Written task =>
Would you write out the listing verbatim and skip every picture in it?

[Stored data]
* * * * * * * * *

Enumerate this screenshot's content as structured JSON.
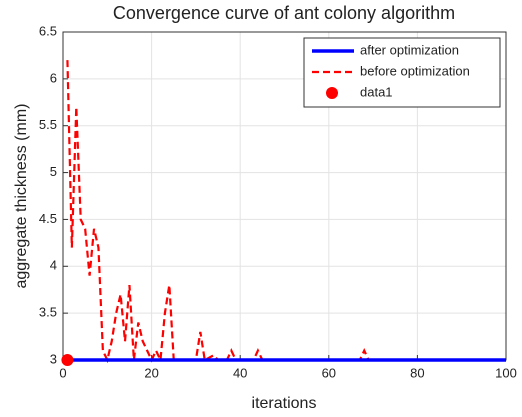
{
  "chart_data": {
    "type": "line",
    "title": "Convergence curve of ant colony algorithm",
    "x_label": "iterations",
    "y_label": "aggregate thickness (mm)",
    "xlim": [
      0,
      100
    ],
    "xticks": [
      0,
      20,
      40,
      60,
      80,
      100
    ],
    "ylim": [
      3,
      6.5
    ],
    "yticks": [
      3,
      3.5,
      4,
      4.5,
      5,
      5.5,
      6,
      6.5
    ],
    "grid": true,
    "legend": "top-right",
    "series": [
      {
        "name": "after optimization",
        "color": "#0000ff",
        "style": "solid",
        "x": [
          1,
          100
        ],
        "values": [
          3,
          3
        ]
      },
      {
        "name": "before optimization",
        "color": "#ff0000",
        "style": "dashed",
        "x": [
          1,
          2,
          3,
          4,
          5,
          6,
          7,
          8,
          9,
          10,
          11,
          12,
          13,
          14,
          15,
          16,
          17,
          18,
          19,
          20,
          21,
          22,
          23,
          24,
          25,
          26,
          30,
          31,
          32,
          34,
          35,
          37,
          38,
          39,
          43,
          44,
          45,
          67,
          68,
          69,
          100
        ],
        "values": [
          6.2,
          4.2,
          5.7,
          4.5,
          4.4,
          3.9,
          4.4,
          4.2,
          3.1,
          3.0,
          3.2,
          3.5,
          3.7,
          3.2,
          3.8,
          3.0,
          3.4,
          3.2,
          3.1,
          3.0,
          3.1,
          3.0,
          3.5,
          3.8,
          3.0,
          3.0,
          3.0,
          3.3,
          3.0,
          3.05,
          3.0,
          3.0,
          3.1,
          3.0,
          3.0,
          3.1,
          3.0,
          3.0,
          3.1,
          3.0,
          3.0
        ]
      },
      {
        "name": "data1",
        "color": "#ff0000",
        "style": "marker",
        "x": [
          1
        ],
        "values": [
          3
        ]
      }
    ]
  }
}
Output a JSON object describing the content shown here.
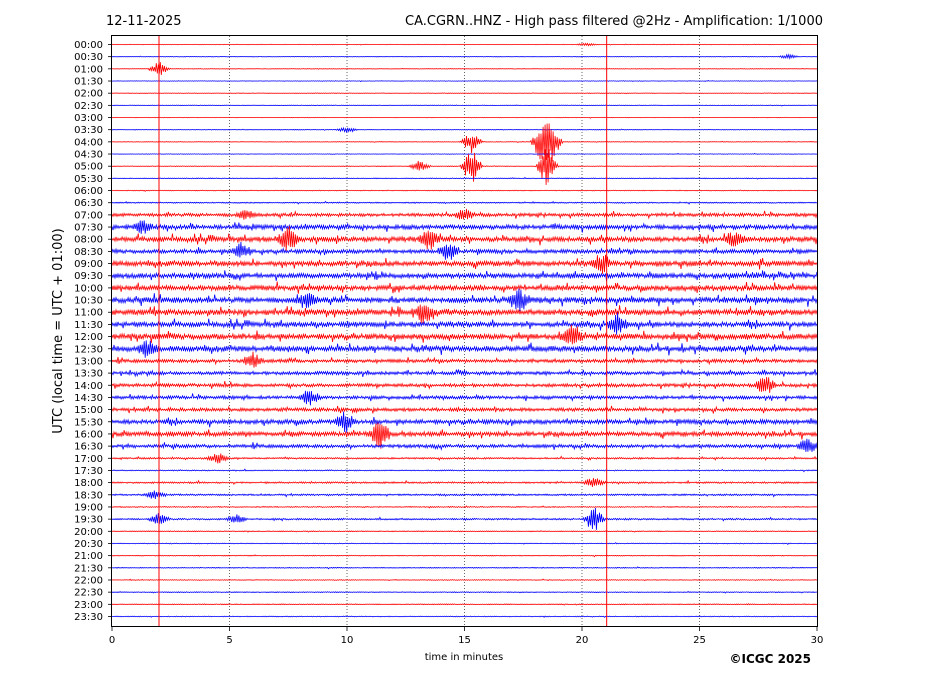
{
  "chart_data": {
    "type": "line",
    "date": "12-11-2025",
    "title": "CA.CGRN..HNZ - High pass filtered @2Hz - Amplification: 1/1000",
    "xlabel": "time in minutes",
    "ylabel": "UTC (local time = UTC + 01:00)",
    "copyright": "©ICGC 2025",
    "xlim": [
      0,
      30
    ],
    "xticks": [
      0,
      5,
      10,
      15,
      20,
      25,
      30
    ],
    "vertical_gridlines_at": [
      5,
      10,
      15,
      20,
      25
    ],
    "grid": "dotted vertical",
    "trace_colors": [
      "#ff0000",
      "#0000ff"
    ],
    "row_labels": [
      "00:00",
      "00:30",
      "01:00",
      "01:30",
      "02:00",
      "02:30",
      "03:00",
      "03:30",
      "04:00",
      "04:30",
      "05:00",
      "05:30",
      "06:00",
      "06:30",
      "07:00",
      "07:30",
      "08:00",
      "08:30",
      "09:00",
      "09:30",
      "10:00",
      "10:30",
      "11:00",
      "11:30",
      "12:00",
      "12:30",
      "13:00",
      "13:30",
      "14:00",
      "14:30",
      "15:00",
      "15:30",
      "16:00",
      "16:30",
      "17:00",
      "17:30",
      "18:00",
      "18:30",
      "19:00",
      "19:30",
      "20:00",
      "20:30",
      "21:00",
      "21:30",
      "22:00",
      "22:30",
      "23:00",
      "23:30"
    ],
    "noise_level_by_row": [
      0.2,
      0.2,
      0.2,
      0.2,
      0.2,
      0.2,
      0.2,
      0.2,
      0.2,
      0.2,
      0.2,
      0.3,
      0.3,
      0.4,
      1.2,
      1.6,
      1.8,
      1.4,
      1.8,
      1.8,
      1.8,
      2.0,
      2.0,
      1.8,
      2.0,
      2.0,
      1.2,
      1.2,
      1.2,
      1.2,
      1.2,
      1.6,
      1.6,
      1.2,
      0.6,
      0.4,
      0.6,
      0.6,
      0.4,
      0.6,
      0.3,
      0.3,
      0.3,
      0.3,
      0.3,
      0.3,
      0.3,
      0.3
    ],
    "events": [
      {
        "row": "00:00",
        "minute": 20.2,
        "amplitude": 0.2
      },
      {
        "row": "00:30",
        "minute": 28.8,
        "amplitude": 0.3
      },
      {
        "row": "01:00",
        "minute": 2.0,
        "amplitude": 1.0
      },
      {
        "row": "03:30",
        "minute": 10.0,
        "amplitude": 0.4
      },
      {
        "row": "04:00",
        "minute": 15.3,
        "amplitude": 1.5
      },
      {
        "row": "04:00",
        "minute": 18.3,
        "amplitude": 3.0
      },
      {
        "row": "04:00",
        "minute": 18.7,
        "amplitude": 2.5
      },
      {
        "row": "05:00",
        "minute": 13.1,
        "amplitude": 0.8
      },
      {
        "row": "05:00",
        "minute": 15.3,
        "amplitude": 2.5
      },
      {
        "row": "05:00",
        "minute": 18.5,
        "amplitude": 2.8
      },
      {
        "row": "07:00",
        "minute": 5.7,
        "amplitude": 0.6
      },
      {
        "row": "07:00",
        "minute": 15.0,
        "amplitude": 0.8
      },
      {
        "row": "07:30",
        "minute": 1.3,
        "amplitude": 1.0
      },
      {
        "row": "08:00",
        "minute": 7.5,
        "amplitude": 1.8
      },
      {
        "row": "08:00",
        "minute": 13.5,
        "amplitude": 1.5
      },
      {
        "row": "08:00",
        "minute": 26.5,
        "amplitude": 1.2
      },
      {
        "row": "08:30",
        "minute": 5.5,
        "amplitude": 1.2
      },
      {
        "row": "08:30",
        "minute": 14.3,
        "amplitude": 1.2
      },
      {
        "row": "09:00",
        "minute": 20.8,
        "amplitude": 1.5
      },
      {
        "row": "10:30",
        "minute": 8.3,
        "amplitude": 1.2
      },
      {
        "row": "10:30",
        "minute": 17.3,
        "amplitude": 1.5
      },
      {
        "row": "11:00",
        "minute": 13.3,
        "amplitude": 1.5
      },
      {
        "row": "11:30",
        "minute": 21.5,
        "amplitude": 1.5
      },
      {
        "row": "12:00",
        "minute": 19.6,
        "amplitude": 1.5
      },
      {
        "row": "12:30",
        "minute": 1.5,
        "amplitude": 1.2
      },
      {
        "row": "13:00",
        "minute": 6.0,
        "amplitude": 1.2
      },
      {
        "row": "14:00",
        "minute": 27.8,
        "amplitude": 1.5
      },
      {
        "row": "14:30",
        "minute": 8.4,
        "amplitude": 1.2
      },
      {
        "row": "15:30",
        "minute": 9.9,
        "amplitude": 1.5
      },
      {
        "row": "16:00",
        "minute": 11.4,
        "amplitude": 2.0
      },
      {
        "row": "16:30",
        "minute": 29.6,
        "amplitude": 1.0
      },
      {
        "row": "17:00",
        "minute": 4.5,
        "amplitude": 0.8
      },
      {
        "row": "18:00",
        "minute": 20.5,
        "amplitude": 0.8
      },
      {
        "row": "18:30",
        "minute": 1.8,
        "amplitude": 0.6
      },
      {
        "row": "19:30",
        "minute": 20.5,
        "amplitude": 1.8
      },
      {
        "row": "19:30",
        "minute": 5.3,
        "amplitude": 0.6
      },
      {
        "row": "19:30",
        "minute": 2.0,
        "amplitude": 0.8
      }
    ],
    "vertical_spikes": [
      {
        "minute": 2.0,
        "color": "#ff0000"
      },
      {
        "minute": 21.05,
        "color": "#ff0000"
      }
    ]
  }
}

* * * * * * * * *

Final result =>
Enumerate this screenshot's content as structured JSON.
{
  "chart_data": {
    "type": "line",
    "title": "Convergence curve of ant colony algorithm",
    "x_label": "iterations",
    "y_label": "aggregate thickness (mm)",
    "xlim": [
      0,
      100
    ],
    "xticks": [
      0,
      20,
      40,
      60,
      80,
      100
    ],
    "ylim": [
      3,
      6.5
    ],
    "yticks": [
      3,
      3.5,
      4,
      4.5,
      5,
      5.5,
      6,
      6.5
    ],
    "grid": true,
    "legend": "top-right",
    "series": [
      {
        "name": "after optimization",
        "color": "#0000ff",
        "style": "solid",
        "x": [
          1,
          100
        ],
        "values": [
          3,
          3
        ]
      },
      {
        "name": "before optimization",
        "color": "#ff0000",
        "style": "dashed",
        "x": [
          1,
          2,
          3,
          4,
          5,
          6,
          7,
          8,
          9,
          10,
          11,
          12,
          13,
          14,
          15,
          16,
          17,
          18,
          19,
          20,
          21,
          22,
          23,
          24,
          25,
          26,
          30,
          31,
          32,
          34,
          35,
          37,
          38,
          39,
          43,
          44,
          45,
          67,
          68,
          69,
          100
        ],
        "values": [
          6.2,
          4.2,
          5.7,
          4.5,
          4.4,
          3.9,
          4.4,
          4.2,
          3.1,
          3.0,
          3.2,
          3.5,
          3.7,
          3.2,
          3.8,
          3.0,
          3.4,
          3.2,
          3.1,
          3.0,
          3.1,
          3.0,
          3.5,
          3.8,
          3.0,
          3.0,
          3.0,
          3.3,
          3.0,
          3.05,
          3.0,
          3.0,
          3.1,
          3.0,
          3.0,
          3.1,
          3.0,
          3.0,
          3.1,
          3.0,
          3.0
        ]
      },
      {
        "name": "data1",
        "color": "#ff0000",
        "style": "marker",
        "x": [
          1
        ],
        "values": [
          3
        ]
      }
    ]
  }
}
Output a JSON object describing the content shown here.
{
  "chart_data": {
    "type": "line",
    "date": "12-11-2025",
    "title": "CA.CGRN..HNZ - High pass filtered @2Hz - Amplification: 1/1000",
    "xlabel": "time in minutes",
    "ylabel": "UTC (local time = UTC + 01:00)",
    "copyright": "©ICGC 2025",
    "xlim": [
      0,
      30
    ],
    "xticks": [
      0,
      5,
      10,
      15,
      20,
      25,
      30
    ],
    "vertical_gridlines_at": [
      5,
      10,
      15,
      20,
      25
    ],
    "grid": "dotted vertical",
    "trace_colors": [
      "#ff0000",
      "#0000ff"
    ],
    "row_labels": [
      "00:00",
      "00:30",
      "01:00",
      "01:30",
      "02:00",
      "02:30",
      "03:00",
      "03:30",
      "04:00",
      "04:30",
      "05:00",
      "05:30",
      "06:00",
      "06:30",
      "07:00",
      "07:30",
      "08:00",
      "08:30",
      "09:00",
      "09:30",
      "10:00",
      "10:30",
      "11:00",
      "11:30",
      "12:00",
      "12:30",
      "13:00",
      "13:30",
      "14:00",
      "14:30",
      "15:00",
      "15:30",
      "16:00",
      "16:30",
      "17:00",
      "17:30",
      "18:00",
      "18:30",
      "19:00",
      "19:30",
      "20:00",
      "20:30",
      "21:00",
      "21:30",
      "22:00",
      "22:30",
      "23:00",
      "23:30"
    ],
    "noise_level_by_row": [
      0.2,
      0.2,
      0.2,
      0.2,
      0.2,
      0.2,
      0.2,
      0.2,
      0.2,
      0.2,
      0.2,
      0.3,
      0.3,
      0.4,
      1.2,
      1.6,
      1.8,
      1.4,
      1.8,
      1.8,
      1.8,
      2.0,
      2.0,
      1.8,
      2.0,
      2.0,
      1.2,
      1.2,
      1.2,
      1.2,
      1.2,
      1.6,
      1.6,
      1.2,
      0.6,
      0.4,
      0.6,
      0.6,
      0.4,
      0.6,
      0.3,
      0.3,
      0.3,
      0.3,
      0.3,
      0.3,
      0.3,
      0.3
    ],
    "events": [
      {
        "row": "00:00",
        "minute": 20.2,
        "amplitude": 0.2
      },
      {
        "row": "00:30",
        "minute": 28.8,
        "amplitude": 0.3
      },
      {
        "row": "01:00",
        "minute": 2.0,
        "amplitude": 1.0
      },
      {
        "row": "03:30",
        "minute": 10.0,
        "amplitude": 0.4
      },
      {
        "row": "04:00",
        "minute": 15.3,
        "amplitude": 1.5
      },
      {
        "row": "04:00",
        "minute": 18.3,
        "amplitude": 3.0
      },
      {
        "row": "04:00",
        "minute": 18.7,
        "amplitude": 2.5
      },
      {
        "row": "05:00",
        "minute": 13.1,
        "amplitude": 0.8
      },
      {
        "row": "05:00",
        "minute": 15.3,
        "amplitude": 2.5
      },
      {
        "row": "05:00",
        "minute": 18.5,
        "amplitude": 2.8
      },
      {
        "row": "07:00",
        "minute": 5.7,
        "amplitude": 0.6
      },
      {
        "row": "07:00",
        "minute": 15.0,
        "amplitude": 0.8
      },
      {
        "row": "07:30",
        "minute": 1.3,
        "amplitude": 1.0
      },
      {
        "row": "08:00",
        "minute": 7.5,
        "amplitude": 1.8
      },
      {
        "row": "08:00",
        "minute": 13.5,
        "amplitude": 1.5
      },
      {
        "row": "08:00",
        "minute": 26.5,
        "amplitude": 1.2
      },
      {
        "row": "08:30",
        "minute": 5.5,
        "amplitude": 1.2
      },
      {
        "row": "08:30",
        "minute": 14.3,
        "amplitude": 1.2
      },
      {
        "row": "09:00",
        "minute": 20.8,
        "amplitude": 1.5
      },
      {
        "row": "10:30",
        "minute": 8.3,
        "amplitude": 1.2
      },
      {
        "row": "10:30",
        "minute": 17.3,
        "amplitude": 1.5
      },
      {
        "row": "11:00",
        "minute": 13.3,
        "amplitude": 1.5
      },
      {
        "row": "11:30",
        "minute": 21.5,
        "amplitude": 1.5
      },
      {
        "row": "12:00",
        "minute": 19.6,
        "amplitude": 1.5
      },
      {
        "row": "12:30",
        "minute": 1.5,
        "amplitude": 1.2
      },
      {
        "row": "13:00",
        "minute": 6.0,
        "amplitude": 1.2
      },
      {
        "row": "14:00",
        "minute": 27.8,
        "amplitude": 1.5
      },
      {
        "row": "14:30",
        "minute": 8.4,
        "amplitude": 1.2
      },
      {
        "row": "15:30",
        "minute": 9.9,
        "amplitude": 1.5
      },
      {
        "row": "16:00",
        "minute": 11.4,
        "amplitude": 2.0
      },
      {
        "row": "16:30",
        "minute": 29.6,
        "amplitude": 1.0
      },
      {
        "row": "17:00",
        "minute": 4.5,
        "amplitude": 0.8
      },
      {
        "row": "18:00",
        "minute": 20.5,
        "amplitude": 0.8
      },
      {
        "row": "18:30",
        "minute": 1.8,
        "amplitude": 0.6
      },
      {
        "row": "19:30",
        "minute": 20.5,
        "amplitude": 1.8
      },
      {
        "row": "19:30",
        "minute": 5.3,
        "amplitude": 0.6
      },
      {
        "row": "19:30",
        "minute": 2.0,
        "amplitude": 0.8
      }
    ],
    "vertical_spikes": [
      {
        "minute": 2.0,
        "color": "#ff0000"
      },
      {
        "minute": 21.05,
        "color": "#ff0000"
      }
    ]
  }
}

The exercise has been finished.